§ **Problem to solve**: Write out all of the lines below, exactly and completely.

§ **Given records**:
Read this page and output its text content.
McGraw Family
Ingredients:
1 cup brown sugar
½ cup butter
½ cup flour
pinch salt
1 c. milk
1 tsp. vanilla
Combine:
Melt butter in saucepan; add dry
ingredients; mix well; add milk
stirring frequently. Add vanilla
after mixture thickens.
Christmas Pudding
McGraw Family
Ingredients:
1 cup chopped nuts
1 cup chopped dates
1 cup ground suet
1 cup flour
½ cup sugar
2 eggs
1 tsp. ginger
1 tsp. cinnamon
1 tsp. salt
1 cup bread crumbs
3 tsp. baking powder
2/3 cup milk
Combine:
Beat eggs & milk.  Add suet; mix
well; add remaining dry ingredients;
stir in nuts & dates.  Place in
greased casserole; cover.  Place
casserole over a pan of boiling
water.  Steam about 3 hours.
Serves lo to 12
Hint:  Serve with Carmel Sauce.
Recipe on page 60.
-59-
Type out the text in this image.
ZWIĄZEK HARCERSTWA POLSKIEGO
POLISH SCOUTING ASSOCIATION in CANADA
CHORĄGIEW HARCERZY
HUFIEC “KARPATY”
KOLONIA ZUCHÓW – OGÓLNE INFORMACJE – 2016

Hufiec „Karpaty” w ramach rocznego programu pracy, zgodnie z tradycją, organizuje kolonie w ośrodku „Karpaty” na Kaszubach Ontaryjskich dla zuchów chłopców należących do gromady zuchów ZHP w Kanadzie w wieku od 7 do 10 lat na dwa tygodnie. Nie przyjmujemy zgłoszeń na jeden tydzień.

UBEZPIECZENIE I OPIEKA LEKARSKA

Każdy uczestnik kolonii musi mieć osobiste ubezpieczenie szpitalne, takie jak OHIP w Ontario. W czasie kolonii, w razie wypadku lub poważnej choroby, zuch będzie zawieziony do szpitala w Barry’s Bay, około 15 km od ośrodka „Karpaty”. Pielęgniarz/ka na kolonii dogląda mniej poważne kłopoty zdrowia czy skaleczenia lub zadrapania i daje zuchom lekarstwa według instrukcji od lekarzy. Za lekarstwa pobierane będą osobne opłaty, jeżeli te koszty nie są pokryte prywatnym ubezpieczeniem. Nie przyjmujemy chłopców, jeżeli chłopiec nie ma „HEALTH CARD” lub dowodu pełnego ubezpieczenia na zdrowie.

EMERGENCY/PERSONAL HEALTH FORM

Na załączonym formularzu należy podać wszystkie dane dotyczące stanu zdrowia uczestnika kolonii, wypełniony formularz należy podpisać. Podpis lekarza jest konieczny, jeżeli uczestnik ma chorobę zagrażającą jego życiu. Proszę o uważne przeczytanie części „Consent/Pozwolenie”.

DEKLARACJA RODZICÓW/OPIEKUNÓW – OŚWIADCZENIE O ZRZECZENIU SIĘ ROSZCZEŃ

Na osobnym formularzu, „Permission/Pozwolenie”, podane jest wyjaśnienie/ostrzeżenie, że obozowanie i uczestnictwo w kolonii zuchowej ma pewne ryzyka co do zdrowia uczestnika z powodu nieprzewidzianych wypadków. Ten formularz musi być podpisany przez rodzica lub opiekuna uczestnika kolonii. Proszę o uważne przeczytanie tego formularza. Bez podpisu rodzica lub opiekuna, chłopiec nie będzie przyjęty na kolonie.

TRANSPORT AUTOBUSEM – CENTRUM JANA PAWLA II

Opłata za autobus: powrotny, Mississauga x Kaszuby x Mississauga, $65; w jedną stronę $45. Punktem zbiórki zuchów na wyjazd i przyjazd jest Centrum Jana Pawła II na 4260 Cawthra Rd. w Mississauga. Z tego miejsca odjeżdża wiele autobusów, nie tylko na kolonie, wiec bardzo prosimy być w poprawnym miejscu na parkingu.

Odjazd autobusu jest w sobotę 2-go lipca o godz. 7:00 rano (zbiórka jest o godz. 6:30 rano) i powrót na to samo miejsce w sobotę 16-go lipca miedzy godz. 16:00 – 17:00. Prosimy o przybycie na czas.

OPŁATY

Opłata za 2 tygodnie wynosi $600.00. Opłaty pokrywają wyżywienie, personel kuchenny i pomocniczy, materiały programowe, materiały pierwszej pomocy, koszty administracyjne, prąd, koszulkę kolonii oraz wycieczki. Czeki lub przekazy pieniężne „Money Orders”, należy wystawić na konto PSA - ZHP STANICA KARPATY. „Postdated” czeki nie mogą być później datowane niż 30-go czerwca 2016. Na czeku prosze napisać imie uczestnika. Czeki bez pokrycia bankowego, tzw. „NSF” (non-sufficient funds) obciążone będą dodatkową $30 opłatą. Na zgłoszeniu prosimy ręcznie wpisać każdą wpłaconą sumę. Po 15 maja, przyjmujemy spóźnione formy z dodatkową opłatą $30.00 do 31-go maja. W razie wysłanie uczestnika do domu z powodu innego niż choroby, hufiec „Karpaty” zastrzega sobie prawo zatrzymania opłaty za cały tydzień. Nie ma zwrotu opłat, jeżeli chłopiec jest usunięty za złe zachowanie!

§ **Result of this task**:
Read this page and output its text content.
McGraw Family
Ingredients:
1 cup brown sugar
½ cup butter
½ cup flour
pinch salt
1 c. milk
1 tsp. vanilla
Combine:
Melt butter in saucepan; add dry
ingredients; mix well; add milk
stirring frequently. Add vanilla
after mixture thickens.
Christmas Pudding
McGraw Family
Ingredients:
1 cup chopped nuts
1 cup chopped dates
1 cup ground suet
1 cup flour
½ cup sugar
2 eggs
1 tsp. ginger
1 tsp. cinnamon
1 tsp. salt
1 cup bread crumbs
3 tsp. baking powder
2/3 cup milk
Combine:
Beat eggs & milk.  Add suet; mix
well; add remaining dry ingredients;
stir in nuts & dates.  Place in
greased casserole; cover.  Place
casserole over a pan of boiling
water.  Steam about 3 hours.
Serves lo to 12
Hint:  Serve with Carmel Sauce.
Recipe on page 60.
-59-
Type out the text in this image.
ZWIĄZEK HARCERSTWA POLSKIEGO
POLISH SCOUTING ASSOCIATION in CANADA
CHORĄGIEW HARCERZY
HUFIEC “KARPATY”
KOLONIA ZUCHÓW – OGÓLNE INFORMACJE – 2016

Hufiec „Karpaty” w ramach rocznego programu pracy, zgodnie z tradycją, organizuje kolonie w ośrodku „Karpaty” na Kaszubach Ontaryjskich dla zuchów chłopców należących do gromady zuchów ZHP w Kanadzie w wieku od 7 do 10 lat na dwa tygodnie. Nie przyjmujemy zgłoszeń na jeden tydzień.

UBEZPIECZENIE I OPIEKA LEKARSKA

Każdy uczestnik kolonii musi mieć osobiste ubezpieczenie szpitalne, takie jak OHIP w Ontario. W czasie kolonii, w razie wypadku lub poważnej choroby, zuch będzie zawieziony do szpitala w Barry’s Bay, około 15 km od ośrodka „Karpaty”. Pielęgniarz/ka na kolonii dogląda mniej poważne kłopoty zdrowia czy skaleczenia lub zadrapania i daje zuchom lekarstwa według instrukcji od lekarzy. Za lekarstwa pobierane będą osobne opłaty, jeżeli te koszty nie są pokryte prywatnym ubezpieczeniem. Nie przyjmujemy chłopców, jeżeli chłopiec nie ma „HEALTH CARD” lub dowodu pełnego ubezpieczenia na zdrowie.

EMERGENCY/PERSONAL HEALTH FORM

Na załączonym formularzu należy podać wszystkie dane dotyczące stanu zdrowia uczestnika kolonii, wypełniony formularz należy podpisać. Podpis lekarza jest konieczny, jeżeli uczestnik ma chorobę zagrażającą jego życiu. Proszę o uważne przeczytanie części „Consent/Pozwolenie”.

DEKLARACJA RODZICÓW/OPIEKUNÓW – OŚWIADCZENIE O ZRZECZENIU SIĘ ROSZCZEŃ

Na osobnym formularzu, „Permission/Pozwolenie”, podane jest wyjaśnienie/ostrzeżenie, że obozowanie i uczestnictwo w kolonii zuchowej ma pewne ryzyka co do zdrowia uczestnika z powodu nieprzewidzianych wypadków. Ten formularz musi być podpisany przez rodzica lub opiekuna uczestnika kolonii. Proszę o uważne przeczytanie tego formularza. Bez podpisu rodzica lub opiekuna, chłopiec nie będzie przyjęty na kolonie.

TRANSPORT AUTOBUSEM – CENTRUM JANA PAWLA II

Opłata za autobus: powrotny, Mississauga x Kaszuby x Mississauga, $65; w jedną stronę $45. Punktem zbiórki zuchów na wyjazd i przyjazd jest Centrum Jana Pawła II na 4260 Cawthra Rd. w Mississauga. Z tego miejsca odjeżdża wiele autobusów, nie tylko na kolonie, wiec bardzo prosimy być w poprawnym miejscu na parkingu.

Odjazd autobusu jest w sobotę 2-go lipca o godz. 7:00 rano (zbiórka jest o godz. 6:30 rano) i powrót na to samo miejsce w sobotę 16-go lipca miedzy godz. 16:00 – 17:00. Prosimy o przybycie na czas.

OPŁATY

Opłata za 2 tygodnie wynosi $600.00. Opłaty pokrywają wyżywienie, personel kuchenny i pomocniczy, materiały programowe, materiały pierwszej pomocy, koszty administracyjne, prąd, koszulkę kolonii oraz wycieczki. Czeki lub przekazy pieniężne „Money Orders”, należy wystawić na konto PSA - ZHP STANICA KARPATY. „Postdated” czeki nie mogą być później datowane niż 30-go czerwca 2016. Na czeku prosze napisać imie uczestnika. Czeki bez pokrycia bankowego, tzw. „NSF” (non-sufficient funds) obciążone będą dodatkową $30 opłatą. Na zgłoszeniu prosimy ręcznie wpisać każdą wpłaconą sumę. Po 15 maja, przyjmujemy spóźnione formy z dodatkową opłatą $30.00 do 31-go maja. W razie wysłanie uczestnika do domu z powodu innego niż choroby, hufiec „Karpaty” zastrzega sobie prawo zatrzymania opłaty za cały tydzień. Nie ma zwrotu opłat, jeżeli chłopiec jest usunięty za złe zachowanie!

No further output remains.